-- Problem description --
Look through the material below for "rgba". Copy every line that contains it.

─── Data shown

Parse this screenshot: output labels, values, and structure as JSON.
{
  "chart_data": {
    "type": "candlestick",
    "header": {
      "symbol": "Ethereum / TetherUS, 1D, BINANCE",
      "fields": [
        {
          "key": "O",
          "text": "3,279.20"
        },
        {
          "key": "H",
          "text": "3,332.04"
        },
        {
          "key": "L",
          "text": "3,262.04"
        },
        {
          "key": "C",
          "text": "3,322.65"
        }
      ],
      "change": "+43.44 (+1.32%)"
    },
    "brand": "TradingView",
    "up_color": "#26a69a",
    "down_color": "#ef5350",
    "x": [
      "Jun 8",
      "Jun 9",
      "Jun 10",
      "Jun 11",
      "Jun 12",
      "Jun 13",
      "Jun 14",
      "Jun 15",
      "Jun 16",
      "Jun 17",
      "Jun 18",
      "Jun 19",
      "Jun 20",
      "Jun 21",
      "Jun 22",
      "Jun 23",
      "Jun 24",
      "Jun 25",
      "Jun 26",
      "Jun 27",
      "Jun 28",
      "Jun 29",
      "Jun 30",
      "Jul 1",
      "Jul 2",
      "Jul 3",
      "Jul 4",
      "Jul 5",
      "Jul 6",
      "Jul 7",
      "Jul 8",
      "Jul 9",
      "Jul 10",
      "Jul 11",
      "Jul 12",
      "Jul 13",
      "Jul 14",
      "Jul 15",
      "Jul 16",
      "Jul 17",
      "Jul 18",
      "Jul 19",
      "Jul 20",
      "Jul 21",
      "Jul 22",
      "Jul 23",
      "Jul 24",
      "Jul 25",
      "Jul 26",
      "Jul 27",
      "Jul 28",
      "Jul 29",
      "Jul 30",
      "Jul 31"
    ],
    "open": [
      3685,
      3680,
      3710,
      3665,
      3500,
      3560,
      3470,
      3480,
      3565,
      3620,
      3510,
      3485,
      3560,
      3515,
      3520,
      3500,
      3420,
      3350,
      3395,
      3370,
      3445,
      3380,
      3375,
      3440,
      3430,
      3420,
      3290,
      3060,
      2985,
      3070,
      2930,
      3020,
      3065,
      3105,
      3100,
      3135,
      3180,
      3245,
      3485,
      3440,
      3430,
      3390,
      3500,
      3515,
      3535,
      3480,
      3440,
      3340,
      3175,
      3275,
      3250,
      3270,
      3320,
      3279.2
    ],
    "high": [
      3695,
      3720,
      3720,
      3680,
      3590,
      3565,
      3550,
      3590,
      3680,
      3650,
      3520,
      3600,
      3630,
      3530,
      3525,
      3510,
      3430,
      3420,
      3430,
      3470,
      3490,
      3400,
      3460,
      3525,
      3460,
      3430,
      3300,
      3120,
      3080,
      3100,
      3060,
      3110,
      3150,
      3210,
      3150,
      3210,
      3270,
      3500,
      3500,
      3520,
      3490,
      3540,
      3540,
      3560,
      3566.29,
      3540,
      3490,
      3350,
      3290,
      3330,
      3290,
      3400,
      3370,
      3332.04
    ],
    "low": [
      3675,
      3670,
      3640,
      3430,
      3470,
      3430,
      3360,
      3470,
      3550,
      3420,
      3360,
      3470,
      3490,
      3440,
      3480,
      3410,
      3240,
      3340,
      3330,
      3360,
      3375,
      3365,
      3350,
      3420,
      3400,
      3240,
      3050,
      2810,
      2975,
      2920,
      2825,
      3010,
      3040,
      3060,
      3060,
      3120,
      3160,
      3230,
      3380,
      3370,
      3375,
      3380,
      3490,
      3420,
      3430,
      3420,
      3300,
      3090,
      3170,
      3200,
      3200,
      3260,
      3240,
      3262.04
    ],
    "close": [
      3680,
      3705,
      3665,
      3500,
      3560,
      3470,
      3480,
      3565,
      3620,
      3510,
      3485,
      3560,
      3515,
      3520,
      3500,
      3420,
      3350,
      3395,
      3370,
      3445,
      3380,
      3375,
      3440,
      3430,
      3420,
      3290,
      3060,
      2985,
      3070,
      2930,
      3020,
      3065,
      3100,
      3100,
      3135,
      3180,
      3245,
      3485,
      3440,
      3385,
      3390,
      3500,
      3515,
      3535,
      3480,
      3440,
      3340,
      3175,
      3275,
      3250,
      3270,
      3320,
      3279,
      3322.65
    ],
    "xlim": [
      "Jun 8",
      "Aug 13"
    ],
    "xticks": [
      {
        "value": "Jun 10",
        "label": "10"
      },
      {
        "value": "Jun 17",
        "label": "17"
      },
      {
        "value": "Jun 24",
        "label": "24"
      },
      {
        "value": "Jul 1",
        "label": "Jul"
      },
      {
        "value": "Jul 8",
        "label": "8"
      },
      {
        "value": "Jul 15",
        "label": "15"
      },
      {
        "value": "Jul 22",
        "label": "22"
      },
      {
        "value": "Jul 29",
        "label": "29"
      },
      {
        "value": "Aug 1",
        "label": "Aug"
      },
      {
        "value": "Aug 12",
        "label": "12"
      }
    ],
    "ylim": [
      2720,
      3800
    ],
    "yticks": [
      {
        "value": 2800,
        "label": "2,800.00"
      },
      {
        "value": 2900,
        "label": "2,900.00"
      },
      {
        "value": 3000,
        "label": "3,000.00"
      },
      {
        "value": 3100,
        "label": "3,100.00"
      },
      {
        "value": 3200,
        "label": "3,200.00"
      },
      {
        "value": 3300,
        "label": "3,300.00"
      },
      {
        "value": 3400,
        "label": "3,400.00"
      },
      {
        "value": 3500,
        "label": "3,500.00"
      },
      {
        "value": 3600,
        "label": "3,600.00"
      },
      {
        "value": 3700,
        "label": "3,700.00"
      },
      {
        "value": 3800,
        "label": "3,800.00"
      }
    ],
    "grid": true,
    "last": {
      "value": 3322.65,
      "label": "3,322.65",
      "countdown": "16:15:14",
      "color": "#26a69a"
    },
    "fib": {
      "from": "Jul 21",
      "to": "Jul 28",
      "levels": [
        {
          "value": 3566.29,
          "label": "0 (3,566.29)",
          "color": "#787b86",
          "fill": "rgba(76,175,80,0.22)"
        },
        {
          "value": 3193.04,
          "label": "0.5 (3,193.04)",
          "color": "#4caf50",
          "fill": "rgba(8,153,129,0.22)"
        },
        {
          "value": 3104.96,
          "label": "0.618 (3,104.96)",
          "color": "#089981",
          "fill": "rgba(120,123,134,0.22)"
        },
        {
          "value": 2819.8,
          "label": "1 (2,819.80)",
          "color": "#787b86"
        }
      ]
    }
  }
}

──────

-- Exercise solution --
          "fill": "rgba(76,175,80,0.22)"
          "fill": "rgba(8,153,129,0.22)"
          "fill": "rgba(120,123,134,0.22)"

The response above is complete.